Goal: Copy out the lines below word for word.

─── Records for the exercise

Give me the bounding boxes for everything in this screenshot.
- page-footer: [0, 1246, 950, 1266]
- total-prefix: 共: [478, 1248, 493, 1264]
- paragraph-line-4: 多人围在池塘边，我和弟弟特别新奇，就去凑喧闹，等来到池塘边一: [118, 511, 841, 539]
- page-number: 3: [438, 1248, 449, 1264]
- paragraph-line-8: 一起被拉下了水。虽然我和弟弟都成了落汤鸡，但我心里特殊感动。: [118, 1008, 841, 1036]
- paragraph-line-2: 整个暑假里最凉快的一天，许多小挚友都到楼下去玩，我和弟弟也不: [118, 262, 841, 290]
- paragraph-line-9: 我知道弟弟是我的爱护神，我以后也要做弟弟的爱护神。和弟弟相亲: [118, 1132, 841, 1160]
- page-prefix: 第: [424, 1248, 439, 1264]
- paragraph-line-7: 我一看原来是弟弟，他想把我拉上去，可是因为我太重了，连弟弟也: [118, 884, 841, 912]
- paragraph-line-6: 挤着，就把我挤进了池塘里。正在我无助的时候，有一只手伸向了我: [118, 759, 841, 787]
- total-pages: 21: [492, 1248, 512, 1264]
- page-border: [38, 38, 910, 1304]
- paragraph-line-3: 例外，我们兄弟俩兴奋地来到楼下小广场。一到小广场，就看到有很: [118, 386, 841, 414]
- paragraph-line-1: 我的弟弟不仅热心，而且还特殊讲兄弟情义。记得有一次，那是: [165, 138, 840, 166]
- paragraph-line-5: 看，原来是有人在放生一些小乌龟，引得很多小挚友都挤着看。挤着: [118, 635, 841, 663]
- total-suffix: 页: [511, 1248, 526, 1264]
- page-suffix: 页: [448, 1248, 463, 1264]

──────

Expected answer:
Give me the bounding boxes for everything in this screenshot.
- page-footer: [0, 1246, 950, 1266]
- total-prefix: 共: [478, 1248, 493, 1264]
- paragraph-line-4: 多人围在池塘边，我和弟弟特别新奇，就去凑喧闹，等来到池塘边一: [118, 511, 841, 539]
- page-number: 3: [438, 1248, 449, 1264]
- paragraph-line-8: 一起被拉下了水。虽然我和弟弟都成了落汤鸡，但我心里特殊感动。: [118, 1008, 841, 1036]
- paragraph-line-2: 整个暑假里最凉快的一天，许多小挚友都到楼下去玩，我和弟弟也不: [118, 262, 841, 290]
- paragraph-line-9: 我知道弟弟是我的爱护神，我以后也要做弟弟的爱护神。和弟弟相亲: [118, 1132, 841, 1160]
- page-prefix: 第: [424, 1248, 439, 1264]
- paragraph-line-7: 我一看原来是弟弟，他想把我拉上去，可是因为我太重了，连弟弟也: [118, 884, 841, 912]
- paragraph-line-6: 挤着，就把我挤进了池塘里。正在我无助的时候，有一只手伸向了我: [118, 759, 841, 787]
- total-pages: 21: [492, 1248, 512, 1264]
- page-border: [38, 38, 910, 1304]
- paragraph-line-3: 例外，我们兄弟俩兴奋地来到楼下小广场。一到小广场，就看到有很: [118, 386, 841, 414]
- paragraph-line-1: 我的弟弟不仅热心，而且还特殊讲兄弟情义。记得有一次，那是: [165, 138, 840, 166]
- paragraph-line-5: 看，原来是有人在放生一些小乌龟，引得很多小挚友都挤着看。挤着: [118, 635, 841, 663]
- total-suffix: 页: [511, 1248, 526, 1264]
- page-suffix: 页: [448, 1248, 463, 1264]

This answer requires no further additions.